▸ **Exercise description**
Retype the records below exactly as they appear.

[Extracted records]

━━━━━━━━━━━━━━━━

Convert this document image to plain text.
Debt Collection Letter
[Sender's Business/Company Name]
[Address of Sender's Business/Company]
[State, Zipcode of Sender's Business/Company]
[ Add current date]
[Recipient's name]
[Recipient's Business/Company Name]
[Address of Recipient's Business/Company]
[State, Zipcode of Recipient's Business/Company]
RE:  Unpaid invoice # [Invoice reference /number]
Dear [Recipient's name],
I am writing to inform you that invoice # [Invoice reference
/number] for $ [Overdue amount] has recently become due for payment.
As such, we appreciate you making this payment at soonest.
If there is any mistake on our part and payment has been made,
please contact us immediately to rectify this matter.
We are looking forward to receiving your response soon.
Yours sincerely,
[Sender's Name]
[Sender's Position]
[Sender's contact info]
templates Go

━━━━━━━━━━━━━━━━

▸ **Answer to the task**
Convert this document image to plain text.
Debt Collection Letter
[Sender's Business/Company Name]
[Address of Sender's Business/Company]
[State, Zipcode of Sender's Business/Company]
[ Add current date]
[Recipient's name]
[Recipient's Business/Company Name]
[Address of Recipient's Business/Company]
[State, Zipcode of Recipient's Business/Company]
RE:  Unpaid invoice # [Invoice reference /number]
Dear [Recipient's name],
I am writing to inform you that invoice # [Invoice reference
/number] for $ [Overdue amount] has recently become due for payment.
As such, we appreciate you making this payment at soonest.
If there is any mistake on our part and payment has been made,
please contact us immediately to rectify this matter.
We are looking forward to receiving your response soon.
Yours sincerely,
[Sender's Name]
[Sender's Position]
[Sender's contact info]
templates Go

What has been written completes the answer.